[start of Record list]

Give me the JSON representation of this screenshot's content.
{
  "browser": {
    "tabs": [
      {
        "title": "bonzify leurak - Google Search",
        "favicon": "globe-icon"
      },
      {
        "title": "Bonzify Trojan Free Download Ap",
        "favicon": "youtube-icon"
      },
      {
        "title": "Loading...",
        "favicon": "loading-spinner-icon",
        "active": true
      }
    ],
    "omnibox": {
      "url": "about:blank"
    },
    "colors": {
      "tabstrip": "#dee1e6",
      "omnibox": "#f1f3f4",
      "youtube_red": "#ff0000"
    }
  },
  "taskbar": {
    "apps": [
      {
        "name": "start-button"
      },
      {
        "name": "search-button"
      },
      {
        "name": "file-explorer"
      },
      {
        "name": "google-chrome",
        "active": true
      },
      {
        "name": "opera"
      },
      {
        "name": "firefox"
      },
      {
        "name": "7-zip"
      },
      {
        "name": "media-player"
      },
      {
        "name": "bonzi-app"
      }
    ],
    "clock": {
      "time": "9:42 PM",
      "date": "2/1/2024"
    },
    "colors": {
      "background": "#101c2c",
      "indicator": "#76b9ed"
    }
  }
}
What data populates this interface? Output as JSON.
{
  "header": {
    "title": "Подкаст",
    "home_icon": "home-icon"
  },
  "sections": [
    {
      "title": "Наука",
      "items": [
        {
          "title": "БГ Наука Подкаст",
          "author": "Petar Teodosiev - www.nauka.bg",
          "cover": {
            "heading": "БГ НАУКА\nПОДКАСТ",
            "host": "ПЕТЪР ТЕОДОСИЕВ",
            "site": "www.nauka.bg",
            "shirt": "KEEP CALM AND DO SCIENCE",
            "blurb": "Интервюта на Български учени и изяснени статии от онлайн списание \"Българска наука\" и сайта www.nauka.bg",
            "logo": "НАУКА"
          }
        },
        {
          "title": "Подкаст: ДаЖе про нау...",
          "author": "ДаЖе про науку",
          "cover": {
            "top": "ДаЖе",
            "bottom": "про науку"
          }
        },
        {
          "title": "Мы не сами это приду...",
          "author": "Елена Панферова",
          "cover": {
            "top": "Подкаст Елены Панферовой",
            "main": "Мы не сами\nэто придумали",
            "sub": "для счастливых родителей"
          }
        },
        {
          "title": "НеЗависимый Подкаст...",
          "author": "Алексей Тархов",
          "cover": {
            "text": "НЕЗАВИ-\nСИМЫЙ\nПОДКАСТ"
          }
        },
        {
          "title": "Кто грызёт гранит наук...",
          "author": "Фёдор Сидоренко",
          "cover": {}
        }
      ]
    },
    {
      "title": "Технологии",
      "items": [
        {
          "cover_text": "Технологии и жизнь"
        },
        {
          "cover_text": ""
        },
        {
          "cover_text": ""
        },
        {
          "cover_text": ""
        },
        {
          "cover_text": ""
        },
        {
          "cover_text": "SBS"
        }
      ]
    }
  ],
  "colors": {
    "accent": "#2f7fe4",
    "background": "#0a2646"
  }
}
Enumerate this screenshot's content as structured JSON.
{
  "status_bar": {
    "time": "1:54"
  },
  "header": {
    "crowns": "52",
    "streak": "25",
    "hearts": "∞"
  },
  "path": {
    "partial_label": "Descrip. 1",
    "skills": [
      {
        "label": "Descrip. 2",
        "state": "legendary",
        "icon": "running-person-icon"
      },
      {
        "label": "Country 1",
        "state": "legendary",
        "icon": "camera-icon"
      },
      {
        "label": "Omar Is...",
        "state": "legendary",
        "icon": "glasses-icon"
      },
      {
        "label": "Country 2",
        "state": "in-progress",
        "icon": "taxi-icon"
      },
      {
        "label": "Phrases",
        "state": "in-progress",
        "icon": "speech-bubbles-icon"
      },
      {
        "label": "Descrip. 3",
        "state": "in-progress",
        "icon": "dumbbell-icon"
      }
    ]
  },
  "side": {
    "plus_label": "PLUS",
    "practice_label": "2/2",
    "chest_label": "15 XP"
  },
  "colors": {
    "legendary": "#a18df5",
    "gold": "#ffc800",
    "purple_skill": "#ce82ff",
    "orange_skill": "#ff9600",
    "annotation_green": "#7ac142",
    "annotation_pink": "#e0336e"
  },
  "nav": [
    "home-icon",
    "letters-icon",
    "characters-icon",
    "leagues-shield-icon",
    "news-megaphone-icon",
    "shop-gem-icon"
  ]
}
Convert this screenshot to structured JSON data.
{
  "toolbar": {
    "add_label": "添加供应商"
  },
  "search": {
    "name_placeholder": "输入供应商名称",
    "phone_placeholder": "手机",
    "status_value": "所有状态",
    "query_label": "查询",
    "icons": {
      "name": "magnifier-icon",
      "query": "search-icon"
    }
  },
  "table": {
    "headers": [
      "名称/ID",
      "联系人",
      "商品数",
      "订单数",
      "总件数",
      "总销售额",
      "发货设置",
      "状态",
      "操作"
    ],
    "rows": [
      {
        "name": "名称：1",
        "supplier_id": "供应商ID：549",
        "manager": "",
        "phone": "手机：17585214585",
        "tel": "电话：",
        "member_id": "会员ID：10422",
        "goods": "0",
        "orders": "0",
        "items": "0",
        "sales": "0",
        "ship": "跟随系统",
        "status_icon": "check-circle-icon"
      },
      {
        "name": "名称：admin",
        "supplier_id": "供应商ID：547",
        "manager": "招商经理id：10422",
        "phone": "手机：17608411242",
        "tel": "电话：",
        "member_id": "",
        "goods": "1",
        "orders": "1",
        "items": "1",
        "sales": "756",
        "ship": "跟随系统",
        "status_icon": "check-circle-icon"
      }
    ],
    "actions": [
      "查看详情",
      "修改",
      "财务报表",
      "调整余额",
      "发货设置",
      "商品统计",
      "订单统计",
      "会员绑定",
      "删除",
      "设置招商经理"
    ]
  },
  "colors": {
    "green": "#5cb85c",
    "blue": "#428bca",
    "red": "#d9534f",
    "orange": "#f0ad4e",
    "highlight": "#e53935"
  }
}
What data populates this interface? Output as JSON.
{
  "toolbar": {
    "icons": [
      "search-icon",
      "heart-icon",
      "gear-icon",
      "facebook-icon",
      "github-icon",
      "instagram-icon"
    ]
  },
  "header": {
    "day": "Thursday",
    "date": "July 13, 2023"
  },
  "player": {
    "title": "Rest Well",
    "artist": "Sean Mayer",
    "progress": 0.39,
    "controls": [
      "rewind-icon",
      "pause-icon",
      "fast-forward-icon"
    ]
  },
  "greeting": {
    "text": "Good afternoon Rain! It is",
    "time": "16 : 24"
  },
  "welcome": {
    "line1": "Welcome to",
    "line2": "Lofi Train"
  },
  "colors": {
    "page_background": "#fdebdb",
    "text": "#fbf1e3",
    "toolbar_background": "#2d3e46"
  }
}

[end of Record list]

▶ [Problem statement]
Type the material above out again, exactly.

▶ [Completed exercise]
Give me the JSON representation of this screenshot's content.
{
  "browser": {
    "tabs": [
      {
        "title": "bonzify leurak - Google Search",
        "favicon": "globe-icon"
      },
      {
        "title": "Bonzify Trojan Free Download Ap",
        "favicon": "youtube-icon"
      },
      {
        "title": "Loading...",
        "favicon": "loading-spinner-icon",
        "active": true
      }
    ],
    "omnibox": {
      "url": "about:blank"
    },
    "colors": {
      "tabstrip": "#dee1e6",
      "omnibox": "#f1f3f4",
      "youtube_red": "#ff0000"
    }
  },
  "taskbar": {
    "apps": [
      {
        "name": "start-button"
      },
      {
        "name": "search-button"
      },
      {
        "name": "file-explorer"
      },
      {
        "name": "google-chrome",
        "active": true
      },
      {
        "name": "opera"
      },
      {
        "name": "firefox"
      },
      {
        "name": "7-zip"
      },
      {
        "name": "media-player"
      },
      {
        "name": "bonzi-app"
      }
    ],
    "clock": {
      "time": "9:42 PM",
      "date": "2/1/2024"
    },
    "colors": {
      "background": "#101c2c",
      "indicator": "#76b9ed"
    }
  }
}
What data populates this interface? Output as JSON.
{
  "header": {
    "title": "Подкаст",
    "home_icon": "home-icon"
  },
  "sections": [
    {
      "title": "Наука",
      "items": [
        {
          "title": "БГ Наука Подкаст",
          "author": "Petar Teodosiev - www.nauka.bg",
          "cover": {
            "heading": "БГ НАУКА\nПОДКАСТ",
            "host": "ПЕТЪР ТЕОДОСИЕВ",
            "site": "www.nauka.bg",
            "shirt": "KEEP CALM AND DO SCIENCE",
            "blurb": "Интервюта на Български учени и изяснени статии от онлайн списание \"Българска наука\" и сайта www.nauka.bg",
            "logo": "НАУКА"
          }
        },
        {
          "title": "Подкаст: ДаЖе про нау...",
          "author": "ДаЖе про науку",
          "cover": {
            "top": "ДаЖе",
            "bottom": "про науку"
          }
        },
        {
          "title": "Мы не сами это приду...",
          "author": "Елена Панферова",
          "cover": {
            "top": "Подкаст Елены Панферовой",
            "main": "Мы не сами\nэто придумали",
            "sub": "для счастливых родителей"
          }
        },
        {
          "title": "НеЗависимый Подкаст...",
          "author": "Алексей Тархов",
          "cover": {
            "text": "НЕЗАВИ-\nСИМЫЙ\nПОДКАСТ"
          }
        },
        {
          "title": "Кто грызёт гранит наук...",
          "author": "Фёдор Сидоренко",
          "cover": {}
        }
      ]
    },
    {
      "title": "Технологии",
      "items": [
        {
          "cover_text": "Технологии и жизнь"
        },
        {
          "cover_text": ""
        },
        {
          "cover_text": ""
        },
        {
          "cover_text": ""
        },
        {
          "cover_text": ""
        },
        {
          "cover_text": "SBS"
        }
      ]
    }
  ],
  "colors": {
    "accent": "#2f7fe4",
    "background": "#0a2646"
  }
}
Enumerate this screenshot's content as structured JSON.
{
  "status_bar": {
    "time": "1:54"
  },
  "header": {
    "crowns": "52",
    "streak": "25",
    "hearts": "∞"
  },
  "path": {
    "partial_label": "Descrip. 1",
    "skills": [
      {
        "label": "Descrip. 2",
        "state": "legendary",
        "icon": "running-person-icon"
      },
      {
        "label": "Country 1",
        "state": "legendary",
        "icon": "camera-icon"
      },
      {
        "label": "Omar Is...",
        "state": "legendary",
        "icon": "glasses-icon"
      },
      {
        "label": "Country 2",
        "state": "in-progress",
        "icon": "taxi-icon"
      },
      {
        "label": "Phrases",
        "state": "in-progress",
        "icon": "speech-bubbles-icon"
      },
      {
        "label": "Descrip. 3",
        "state": "in-progress",
        "icon": "dumbbell-icon"
      }
    ]
  },
  "side": {
    "plus_label": "PLUS",
    "practice_label": "2/2",
    "chest_label": "15 XP"
  },
  "colors": {
    "legendary": "#a18df5",
    "gold": "#ffc800",
    "purple_skill": "#ce82ff",
    "orange_skill": "#ff9600",
    "annotation_green": "#7ac142",
    "annotation_pink": "#e0336e"
  },
  "nav": [
    "home-icon",
    "letters-icon",
    "characters-icon",
    "leagues-shield-icon",
    "news-megaphone-icon",
    "shop-gem-icon"
  ]
}
Convert this screenshot to structured JSON data.
{
  "toolbar": {
    "add_label": "添加供应商"
  },
  "search": {
    "name_placeholder": "输入供应商名称",
    "phone_placeholder": "手机",
    "status_value": "所有状态",
    "query_label": "查询",
    "icons": {
      "name": "magnifier-icon",
      "query": "search-icon"
    }
  },
  "table": {
    "headers": [
      "名称/ID",
      "联系人",
      "商品数",
      "订单数",
      "总件数",
      "总销售额",
      "发货设置",
      "状态",
      "操作"
    ],
    "rows": [
      {
        "name": "名称：1",
        "supplier_id": "供应商ID：549",
        "manager": "",
        "phone": "手机：17585214585",
        "tel": "电话：",
        "member_id": "会员ID：10422",
        "goods": "0",
        "orders": "0",
        "items": "0",
        "sales": "0",
        "ship": "跟随系统",
        "status_icon": "check-circle-icon"
      },
      {
        "name": "名称：admin",
        "supplier_id": "供应商ID：547",
        "manager": "招商经理id：10422",
        "phone": "手机：17608411242",
        "tel": "电话：",
        "member_id": "",
        "goods": "1",
        "orders": "1",
        "items": "1",
        "sales": "756",
        "ship": "跟随系统",
        "status_icon": "check-circle-icon"
      }
    ],
    "actions": [
      "查看详情",
      "修改",
      "财务报表",
      "调整余额",
      "发货设置",
      "商品统计",
      "订单统计",
      "会员绑定",
      "删除",
      "设置招商经理"
    ]
  },
  "colors": {
    "green": "#5cb85c",
    "blue": "#428bca",
    "red": "#d9534f",
    "orange": "#f0ad4e",
    "highlight": "#e53935"
  }
}
What data populates this interface? Output as JSON.
{
  "toolbar": {
    "icons": [
      "search-icon",
      "heart-icon",
      "gear-icon",
      "facebook-icon",
      "github-icon",
      "instagram-icon"
    ]
  },
  "header": {
    "day": "Thursday",
    "date": "July 13, 2023"
  },
  "player": {
    "title": "Rest Well",
    "artist": "Sean Mayer",
    "progress": 0.39,
    "controls": [
      "rewind-icon",
      "pause-icon",
      "fast-forward-icon"
    ]
  },
  "greeting": {
    "text": "Good afternoon Rain! It is",
    "time": "16 : 24"
  },
  "welcome": {
    "line1": "Welcome to",
    "line2": "Lofi Train"
  },
  "colors": {
    "page_background": "#fdebdb",
    "text": "#fbf1e3",
    "toolbar_background": "#2d3e46"
  }
}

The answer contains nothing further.